[Records about charts and figures]

>>>>>

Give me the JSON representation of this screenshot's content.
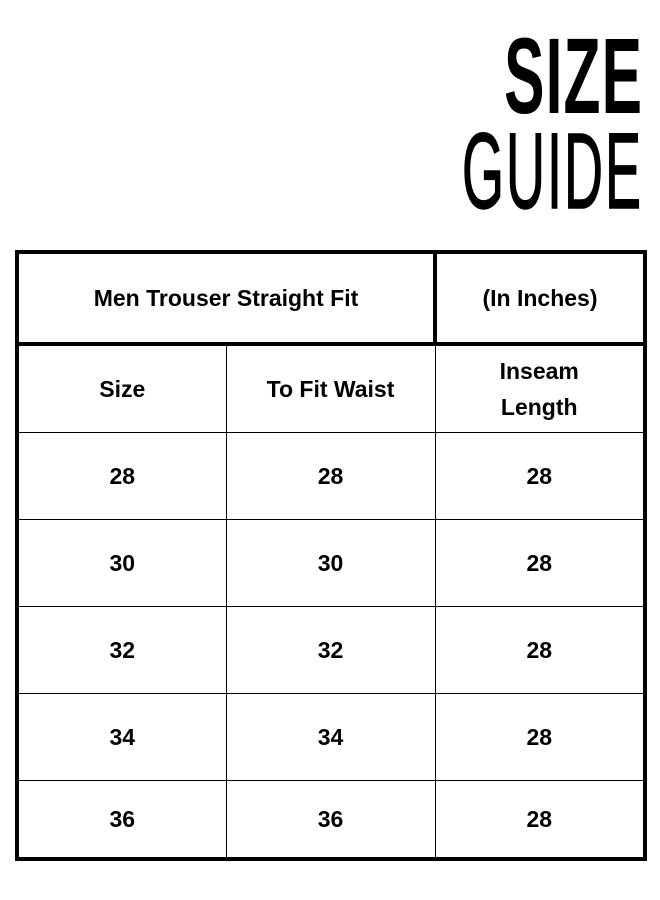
{
  "title": {
    "line1": "SIZE",
    "line2": "GUIDE"
  },
  "table": {
    "caption": "Men Trouser Straight Fit",
    "unit": "(In Inches)",
    "headers": [
      "Size",
      "To Fit Waist",
      "Inseam Length"
    ],
    "rows": [
      [
        "28",
        "28",
        "28"
      ],
      [
        "30",
        "30",
        "28"
      ],
      [
        "32",
        "32",
        "28"
      ],
      [
        "34",
        "34",
        "28"
      ],
      [
        "36",
        "36",
        "28"
      ]
    ]
  }
}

<<<<<

▶ _EXERCISE DESCRIPTION_
What is needed is an exact reproduction of the data, pictures excluded.

▶ _FULL ANSWER_
Give me the JSON representation of this screenshot's content.
{
  "title": {
    "line1": "SIZE",
    "line2": "GUIDE"
  },
  "table": {
    "caption": "Men Trouser Straight Fit",
    "unit": "(In Inches)",
    "headers": [
      "Size",
      "To Fit Waist",
      "Inseam Length"
    ],
    "rows": [
      [
        "28",
        "28",
        "28"
      ],
      [
        "30",
        "30",
        "28"
      ],
      [
        "32",
        "32",
        "28"
      ],
      [
        "34",
        "34",
        "28"
      ],
      [
        "36",
        "36",
        "28"
      ]
    ]
  }
}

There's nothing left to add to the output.